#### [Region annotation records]

──────────

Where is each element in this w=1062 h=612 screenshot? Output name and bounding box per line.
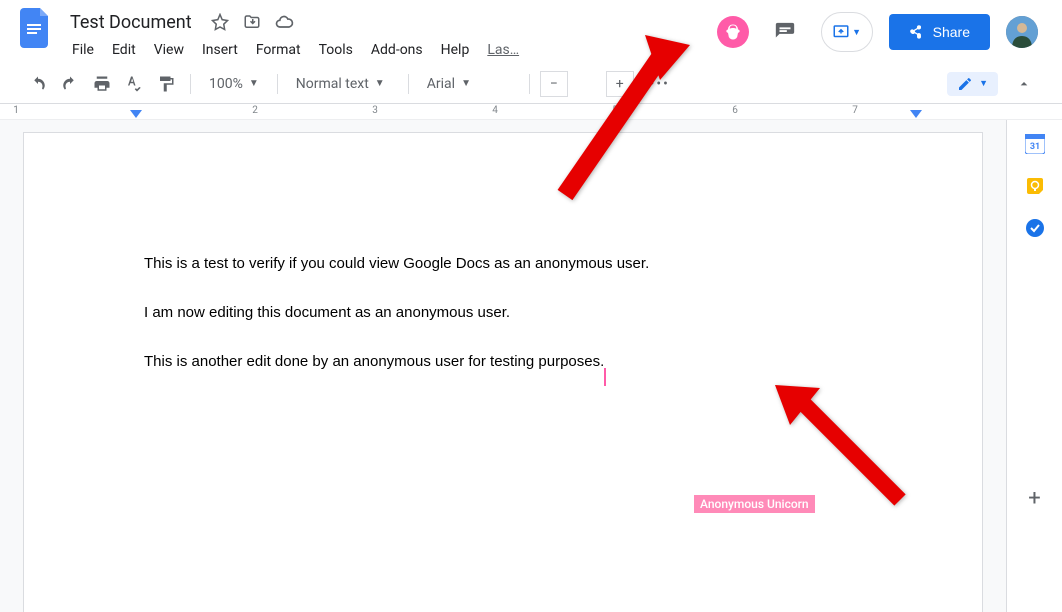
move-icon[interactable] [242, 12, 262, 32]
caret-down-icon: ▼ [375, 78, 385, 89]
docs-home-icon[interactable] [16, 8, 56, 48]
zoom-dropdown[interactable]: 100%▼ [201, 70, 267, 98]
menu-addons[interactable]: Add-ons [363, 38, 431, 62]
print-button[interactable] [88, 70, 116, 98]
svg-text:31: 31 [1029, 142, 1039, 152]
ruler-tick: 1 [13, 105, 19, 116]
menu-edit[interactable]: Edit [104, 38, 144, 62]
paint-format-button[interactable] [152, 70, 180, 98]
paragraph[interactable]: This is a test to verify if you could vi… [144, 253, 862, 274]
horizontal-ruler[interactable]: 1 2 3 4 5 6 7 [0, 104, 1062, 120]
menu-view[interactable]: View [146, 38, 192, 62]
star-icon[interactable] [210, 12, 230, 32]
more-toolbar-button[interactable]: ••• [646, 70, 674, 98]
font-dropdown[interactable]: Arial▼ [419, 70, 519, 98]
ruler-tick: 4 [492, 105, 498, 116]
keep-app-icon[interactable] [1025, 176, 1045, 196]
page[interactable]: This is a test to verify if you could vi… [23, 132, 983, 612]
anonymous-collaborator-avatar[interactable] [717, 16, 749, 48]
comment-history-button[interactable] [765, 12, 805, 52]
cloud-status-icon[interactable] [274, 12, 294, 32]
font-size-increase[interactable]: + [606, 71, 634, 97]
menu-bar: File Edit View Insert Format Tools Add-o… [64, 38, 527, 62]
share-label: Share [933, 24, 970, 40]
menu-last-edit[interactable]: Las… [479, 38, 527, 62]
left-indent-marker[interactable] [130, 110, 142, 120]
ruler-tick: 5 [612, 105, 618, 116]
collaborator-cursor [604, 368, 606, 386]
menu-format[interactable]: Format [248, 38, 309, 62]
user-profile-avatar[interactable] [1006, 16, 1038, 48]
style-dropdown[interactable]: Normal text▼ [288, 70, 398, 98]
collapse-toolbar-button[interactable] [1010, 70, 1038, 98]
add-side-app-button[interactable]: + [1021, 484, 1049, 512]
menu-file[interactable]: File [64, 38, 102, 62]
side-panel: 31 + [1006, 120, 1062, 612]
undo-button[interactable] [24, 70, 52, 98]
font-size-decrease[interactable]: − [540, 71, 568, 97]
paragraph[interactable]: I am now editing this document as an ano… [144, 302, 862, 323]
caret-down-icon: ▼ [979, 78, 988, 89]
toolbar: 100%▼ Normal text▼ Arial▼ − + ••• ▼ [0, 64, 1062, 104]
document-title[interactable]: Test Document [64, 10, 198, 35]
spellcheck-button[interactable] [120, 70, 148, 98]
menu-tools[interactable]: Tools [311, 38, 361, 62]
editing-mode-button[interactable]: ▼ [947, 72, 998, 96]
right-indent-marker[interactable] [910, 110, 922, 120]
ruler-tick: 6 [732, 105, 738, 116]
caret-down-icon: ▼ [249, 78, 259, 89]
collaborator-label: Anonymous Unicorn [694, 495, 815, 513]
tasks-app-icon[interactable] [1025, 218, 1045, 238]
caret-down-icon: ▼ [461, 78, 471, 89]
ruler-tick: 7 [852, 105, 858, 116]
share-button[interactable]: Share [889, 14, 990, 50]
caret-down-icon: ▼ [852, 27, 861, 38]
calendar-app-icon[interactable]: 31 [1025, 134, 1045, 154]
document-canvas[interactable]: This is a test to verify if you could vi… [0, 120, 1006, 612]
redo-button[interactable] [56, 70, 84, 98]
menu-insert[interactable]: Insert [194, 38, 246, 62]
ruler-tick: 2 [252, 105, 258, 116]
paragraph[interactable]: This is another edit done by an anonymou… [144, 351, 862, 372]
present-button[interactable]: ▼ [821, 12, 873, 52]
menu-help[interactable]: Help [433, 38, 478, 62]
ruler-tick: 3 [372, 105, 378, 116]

──────────

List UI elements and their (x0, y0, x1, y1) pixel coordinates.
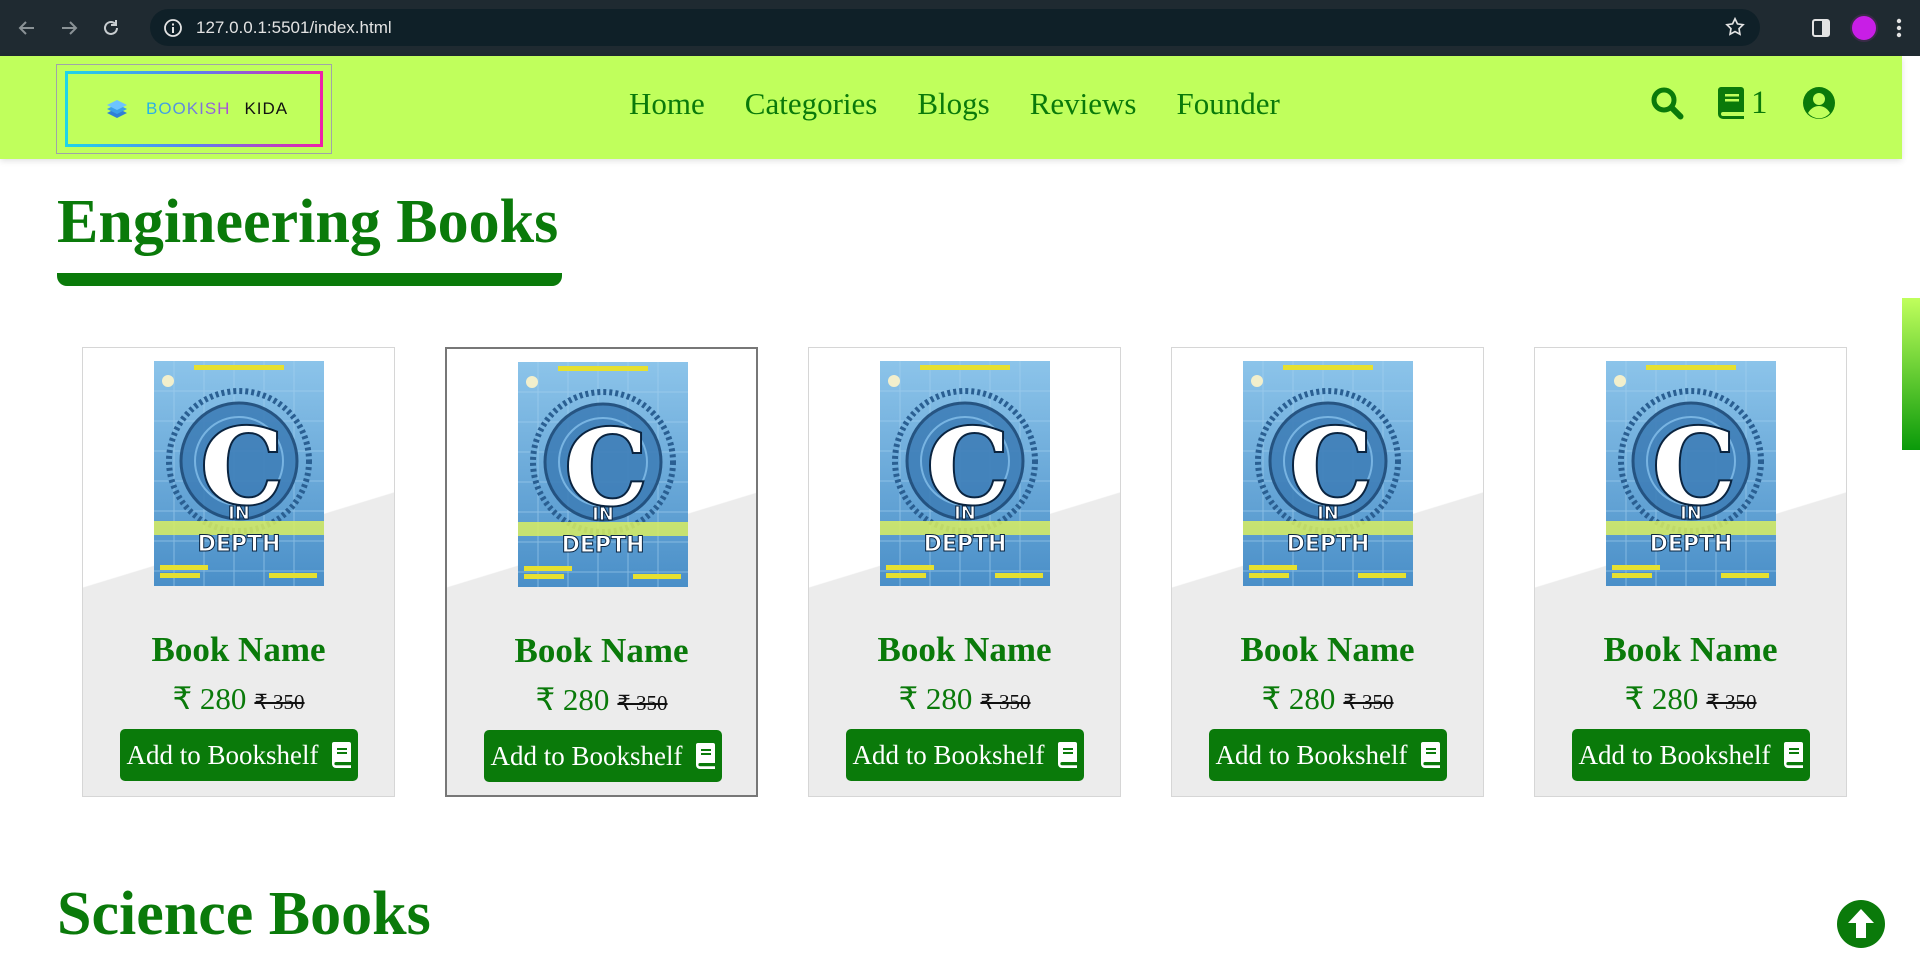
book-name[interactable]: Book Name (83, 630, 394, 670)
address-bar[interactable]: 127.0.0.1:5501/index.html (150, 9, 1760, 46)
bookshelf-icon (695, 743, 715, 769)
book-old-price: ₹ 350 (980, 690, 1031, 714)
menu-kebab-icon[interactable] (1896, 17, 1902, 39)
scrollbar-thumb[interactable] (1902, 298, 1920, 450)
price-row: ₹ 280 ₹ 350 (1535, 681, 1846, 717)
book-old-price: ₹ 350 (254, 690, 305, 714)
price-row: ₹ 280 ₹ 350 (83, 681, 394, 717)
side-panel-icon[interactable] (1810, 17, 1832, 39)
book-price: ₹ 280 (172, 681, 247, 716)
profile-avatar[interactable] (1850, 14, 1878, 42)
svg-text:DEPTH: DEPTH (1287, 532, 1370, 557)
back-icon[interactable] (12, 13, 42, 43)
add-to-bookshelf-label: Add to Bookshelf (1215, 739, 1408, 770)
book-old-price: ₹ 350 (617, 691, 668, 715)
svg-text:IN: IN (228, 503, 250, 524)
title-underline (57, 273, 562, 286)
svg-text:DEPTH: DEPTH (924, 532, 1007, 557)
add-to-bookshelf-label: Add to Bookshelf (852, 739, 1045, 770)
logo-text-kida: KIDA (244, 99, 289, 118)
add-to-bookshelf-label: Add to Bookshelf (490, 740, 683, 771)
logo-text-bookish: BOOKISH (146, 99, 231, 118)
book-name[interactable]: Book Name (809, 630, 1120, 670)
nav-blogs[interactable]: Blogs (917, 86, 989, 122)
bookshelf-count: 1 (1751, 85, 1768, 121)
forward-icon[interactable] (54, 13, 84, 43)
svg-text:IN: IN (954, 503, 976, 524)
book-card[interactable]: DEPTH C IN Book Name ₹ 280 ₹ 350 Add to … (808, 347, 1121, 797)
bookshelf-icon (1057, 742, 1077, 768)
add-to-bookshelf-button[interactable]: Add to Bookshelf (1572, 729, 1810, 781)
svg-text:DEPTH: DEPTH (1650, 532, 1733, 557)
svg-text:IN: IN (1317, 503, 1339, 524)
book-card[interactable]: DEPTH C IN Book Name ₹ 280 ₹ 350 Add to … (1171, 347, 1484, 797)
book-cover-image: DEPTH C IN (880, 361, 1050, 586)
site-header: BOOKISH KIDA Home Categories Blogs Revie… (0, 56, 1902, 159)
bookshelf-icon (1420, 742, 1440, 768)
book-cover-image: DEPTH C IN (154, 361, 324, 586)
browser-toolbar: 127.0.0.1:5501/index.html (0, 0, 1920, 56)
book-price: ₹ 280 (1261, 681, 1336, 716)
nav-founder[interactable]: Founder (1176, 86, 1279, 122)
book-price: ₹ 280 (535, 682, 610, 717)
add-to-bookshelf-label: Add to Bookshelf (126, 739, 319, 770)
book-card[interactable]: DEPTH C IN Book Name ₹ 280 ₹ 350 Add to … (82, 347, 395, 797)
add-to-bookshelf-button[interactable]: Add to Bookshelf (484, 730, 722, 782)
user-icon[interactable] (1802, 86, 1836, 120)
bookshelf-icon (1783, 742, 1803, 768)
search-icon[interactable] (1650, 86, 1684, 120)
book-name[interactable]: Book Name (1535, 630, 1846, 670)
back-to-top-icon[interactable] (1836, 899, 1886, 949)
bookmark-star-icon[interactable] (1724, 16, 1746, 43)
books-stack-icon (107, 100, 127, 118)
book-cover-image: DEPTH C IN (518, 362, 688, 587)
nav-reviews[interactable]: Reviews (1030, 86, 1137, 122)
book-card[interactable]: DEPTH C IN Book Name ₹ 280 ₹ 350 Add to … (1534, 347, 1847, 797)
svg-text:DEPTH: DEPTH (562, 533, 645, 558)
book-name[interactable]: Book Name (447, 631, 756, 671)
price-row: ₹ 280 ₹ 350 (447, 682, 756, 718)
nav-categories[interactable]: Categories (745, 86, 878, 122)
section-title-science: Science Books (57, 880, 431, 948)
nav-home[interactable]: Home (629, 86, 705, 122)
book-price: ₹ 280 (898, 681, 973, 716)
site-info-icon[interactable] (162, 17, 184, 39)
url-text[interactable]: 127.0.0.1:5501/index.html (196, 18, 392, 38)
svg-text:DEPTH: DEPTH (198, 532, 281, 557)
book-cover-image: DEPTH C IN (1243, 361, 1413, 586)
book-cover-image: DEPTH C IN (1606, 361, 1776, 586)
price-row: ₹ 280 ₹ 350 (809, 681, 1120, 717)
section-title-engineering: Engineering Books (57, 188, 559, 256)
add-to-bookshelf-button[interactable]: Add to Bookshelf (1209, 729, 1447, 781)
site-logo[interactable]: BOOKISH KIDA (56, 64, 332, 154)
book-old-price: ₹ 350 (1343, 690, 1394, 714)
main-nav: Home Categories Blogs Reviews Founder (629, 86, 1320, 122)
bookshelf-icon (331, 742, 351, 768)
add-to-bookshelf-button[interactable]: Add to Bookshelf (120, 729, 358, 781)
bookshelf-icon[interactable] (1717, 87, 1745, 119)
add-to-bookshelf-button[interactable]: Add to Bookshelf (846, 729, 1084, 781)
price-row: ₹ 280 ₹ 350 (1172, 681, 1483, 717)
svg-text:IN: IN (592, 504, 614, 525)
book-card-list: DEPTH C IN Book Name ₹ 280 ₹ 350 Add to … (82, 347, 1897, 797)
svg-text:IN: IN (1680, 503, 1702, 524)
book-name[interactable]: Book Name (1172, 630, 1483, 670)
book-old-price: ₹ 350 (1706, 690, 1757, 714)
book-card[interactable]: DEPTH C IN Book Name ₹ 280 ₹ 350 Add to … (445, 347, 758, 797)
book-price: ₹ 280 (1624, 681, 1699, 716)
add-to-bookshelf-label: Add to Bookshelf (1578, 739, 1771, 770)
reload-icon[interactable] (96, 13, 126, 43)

──────────

#### [Task to complete]
Rewrite the entries between the lines holding "book-name[interactable]: Book Name (83, 630, 394, 670)" and "svg-text:IN: IN (1317, 503, 1339, 524)", inclusive, replacing "Book Name" with "Book Title" and leaving everything else unchanged.

#### [Answer for the task]
book-name[interactable]: Book Title (83, 630, 394, 670)
address-bar[interactable]: 127.0.0.1:5501/index.html (150, 9, 1760, 46)
bookshelf-icon (695, 743, 715, 769)
book-old-price: ₹ 350 (980, 690, 1031, 714)
menu-kebab-icon[interactable] (1896, 17, 1902, 39)
scrollbar-thumb[interactable] (1902, 298, 1920, 450)
price-row: ₹ 280 ₹ 350 (1535, 681, 1846, 717)
book-old-price: ₹ 350 (254, 690, 305, 714)
price-row: ₹ 280 ₹ 350 (83, 681, 394, 717)
side-panel-icon[interactable] (1810, 17, 1832, 39)
book-price: ₹ 280 (172, 681, 247, 716)
profile-avatar[interactable] (1850, 14, 1878, 42)
svg-text:DEPTH: DEPTH (1287, 532, 1370, 557)
back-icon[interactable] (12, 13, 42, 43)
add-to-bookshelf-label: Add to Bookshelf (1215, 739, 1408, 770)
book-old-price: ₹ 350 (617, 691, 668, 715)
svg-text:IN: IN (228, 503, 250, 524)
title-underline (57, 273, 562, 286)
svg-text:DEPTH: DEPTH (924, 532, 1007, 557)
add-to-bookshelf-label: Add to Bookshelf (852, 739, 1045, 770)
logo-text-kida: KIDA (244, 99, 289, 118)
add-to-bookshelf-label: Add to Bookshelf (490, 740, 683, 771)
logo-text-bookish: BOOKISH (146, 99, 231, 118)
book-name[interactable]: Book Title (809, 630, 1120, 670)
nav-blogs[interactable]: Blogs (917, 86, 989, 122)
bookshelf-count: 1 (1751, 85, 1768, 121)
forward-icon[interactable] (54, 13, 84, 43)
svg-text:IN: IN (954, 503, 976, 524)
book-card[interactable]: DEPTH C IN Book Title ₹ 280 ₹ 350 Add to … (808, 347, 1121, 797)
bookshelf-icon (1057, 742, 1077, 768)
add-to-bookshelf-button[interactable]: Add to Bookshelf (1572, 729, 1810, 781)
svg-text:DEPTH: DEPTH (1650, 532, 1733, 557)
svg-text:IN: IN (1317, 503, 1339, 524)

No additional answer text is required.